▶ _STATED GOAL_: All the entries need to be quoted exactly, apart from the pictures, which you should drop.

══ DATA ENTRIES ══

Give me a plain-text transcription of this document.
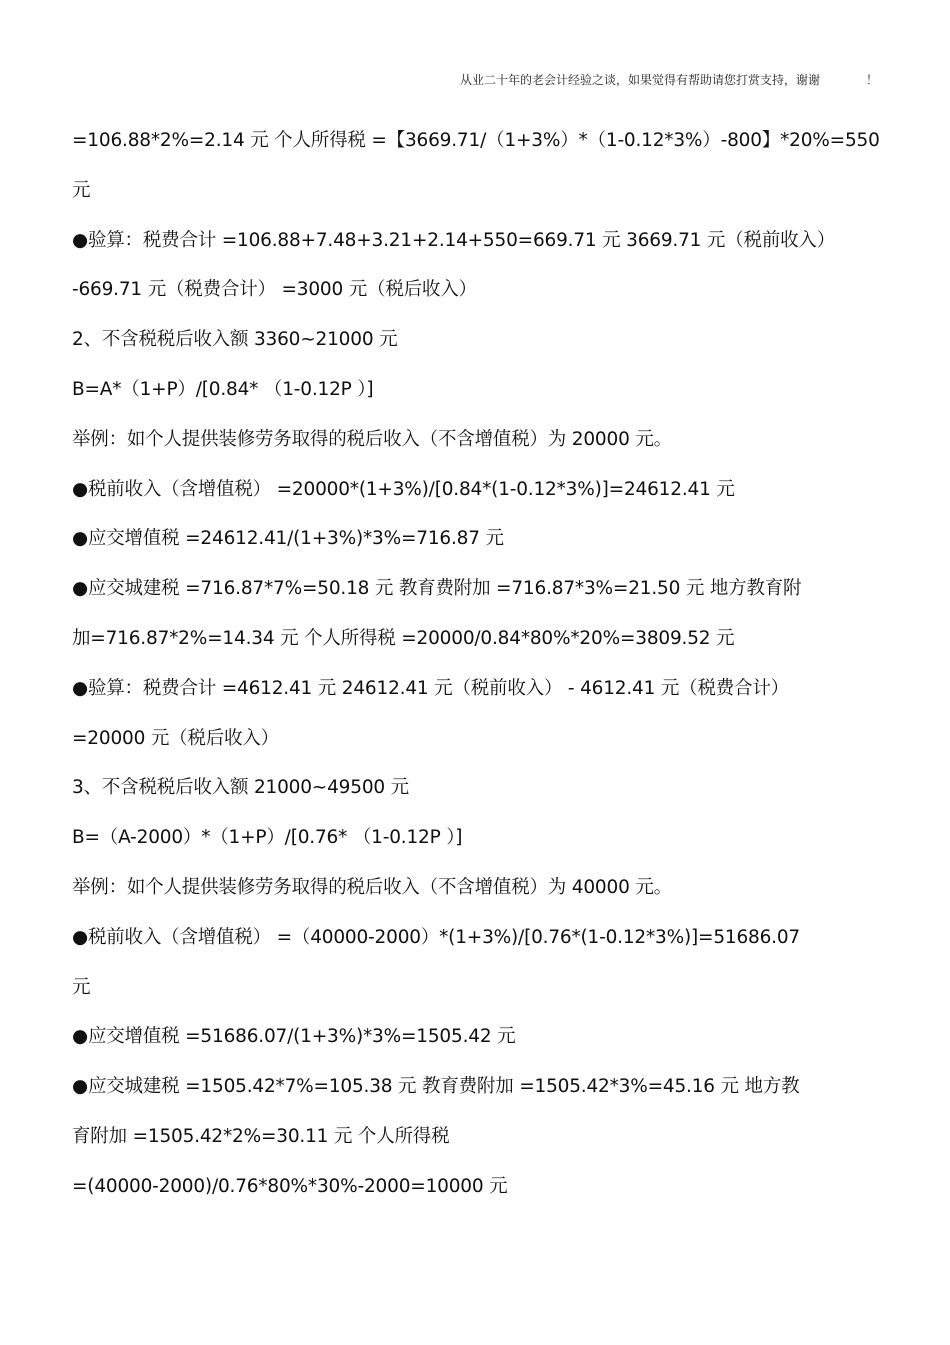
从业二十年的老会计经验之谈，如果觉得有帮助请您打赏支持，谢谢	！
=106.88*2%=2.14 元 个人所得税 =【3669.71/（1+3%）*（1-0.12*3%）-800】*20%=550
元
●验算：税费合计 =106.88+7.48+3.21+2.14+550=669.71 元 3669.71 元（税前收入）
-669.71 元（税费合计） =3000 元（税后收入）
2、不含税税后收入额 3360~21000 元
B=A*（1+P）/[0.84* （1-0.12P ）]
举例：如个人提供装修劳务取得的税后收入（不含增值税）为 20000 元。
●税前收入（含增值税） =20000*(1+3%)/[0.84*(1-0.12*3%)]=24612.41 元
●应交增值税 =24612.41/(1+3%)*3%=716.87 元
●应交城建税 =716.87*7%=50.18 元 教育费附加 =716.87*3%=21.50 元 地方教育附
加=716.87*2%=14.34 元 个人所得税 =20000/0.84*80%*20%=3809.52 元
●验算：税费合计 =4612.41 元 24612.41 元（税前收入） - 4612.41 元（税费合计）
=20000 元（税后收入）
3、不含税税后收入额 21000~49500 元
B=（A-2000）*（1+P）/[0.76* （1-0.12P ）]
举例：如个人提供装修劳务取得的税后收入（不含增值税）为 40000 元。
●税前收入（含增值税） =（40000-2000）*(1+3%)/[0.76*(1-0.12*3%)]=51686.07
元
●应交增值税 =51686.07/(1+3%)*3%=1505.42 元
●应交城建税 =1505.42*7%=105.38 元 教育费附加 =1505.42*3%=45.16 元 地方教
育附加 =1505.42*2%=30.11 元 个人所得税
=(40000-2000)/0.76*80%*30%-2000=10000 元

═══

▶ _EXERCISE ANSWER_:
Give me a plain-text transcription of this document.
从业二十年的老会计经验之谈，如果觉得有帮助请您打赏支持，谢谢	！
=106.88*2%=2.14 元 个人所得税 =【3669.71/（1+3%）*（1-0.12*3%）-800】*20%=550
元
●验算：税费合计 =106.88+7.48+3.21+2.14+550=669.71 元 3669.71 元（税前收入）
-669.71 元（税费合计） =3000 元（税后收入）
2、不含税税后收入额 3360~21000 元
B=A*（1+P）/[0.84* （1-0.12P ）]
举例：如个人提供装修劳务取得的税后收入（不含增值税）为 20000 元。
●税前收入（含增值税） =20000*(1+3%)/[0.84*(1-0.12*3%)]=24612.41 元
●应交增值税 =24612.41/(1+3%)*3%=716.87 元
●应交城建税 =716.87*7%=50.18 元 教育费附加 =716.87*3%=21.50 元 地方教育附
加=716.87*2%=14.34 元 个人所得税 =20000/0.84*80%*20%=3809.52 元
●验算：税费合计 =4612.41 元 24612.41 元（税前收入） - 4612.41 元（税费合计）
=20000 元（税后收入）
3、不含税税后收入额 21000~49500 元
B=（A-2000）*（1+P）/[0.76* （1-0.12P ）]
举例：如个人提供装修劳务取得的税后收入（不含增值税）为 40000 元。
●税前收入（含增值税） =（40000-2000）*(1+3%)/[0.76*(1-0.12*3%)]=51686.07
元
●应交增值税 =51686.07/(1+3%)*3%=1505.42 元
●应交城建税 =1505.42*7%=105.38 元 教育费附加 =1505.42*3%=45.16 元 地方教
育附加 =1505.42*2%=30.11 元 个人所得税
=(40000-2000)/0.76*80%*30%-2000=10000 元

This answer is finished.